Your task
All records must be quoted exactly. Omit the pictures.
------
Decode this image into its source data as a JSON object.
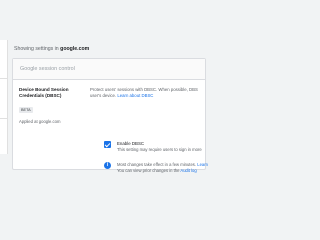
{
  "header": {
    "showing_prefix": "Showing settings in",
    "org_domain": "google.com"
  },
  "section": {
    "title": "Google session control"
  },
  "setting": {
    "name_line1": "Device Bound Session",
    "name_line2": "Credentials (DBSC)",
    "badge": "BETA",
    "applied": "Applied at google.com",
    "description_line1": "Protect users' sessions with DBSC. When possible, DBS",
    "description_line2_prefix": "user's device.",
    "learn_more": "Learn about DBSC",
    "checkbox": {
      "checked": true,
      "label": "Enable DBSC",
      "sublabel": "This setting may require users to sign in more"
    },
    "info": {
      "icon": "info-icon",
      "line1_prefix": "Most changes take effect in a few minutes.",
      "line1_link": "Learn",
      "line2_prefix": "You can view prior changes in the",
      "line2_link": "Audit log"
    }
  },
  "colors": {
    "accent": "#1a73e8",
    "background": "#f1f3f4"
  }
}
------
Answer to the exercise
Decode this image into its source data as a JSON object.
{
  "header": {
    "showing_prefix": "Showing settings in",
    "org_domain": "google.com"
  },
  "section": {
    "title": "Google session control"
  },
  "setting": {
    "name_line1": "Device Bound Session",
    "name_line2": "Credentials (DBSC)",
    "badge": "BETA",
    "applied": "Applied at google.com",
    "description_line1": "Protect users' sessions with DBSC. When possible, DBS",
    "description_line2_prefix": "user's device.",
    "learn_more": "Learn about DBSC",
    "checkbox": {
      "checked": true,
      "label": "Enable DBSC",
      "sublabel": "This setting may require users to sign in more"
    },
    "info": {
      "icon": "info-icon",
      "line1_prefix": "Most changes take effect in a few minutes.",
      "line1_link": "Learn",
      "line2_prefix": "You can view prior changes in the",
      "line2_link": "Audit log"
    }
  },
  "colors": {
    "accent": "#1a73e8",
    "background": "#f1f3f4"
  }
}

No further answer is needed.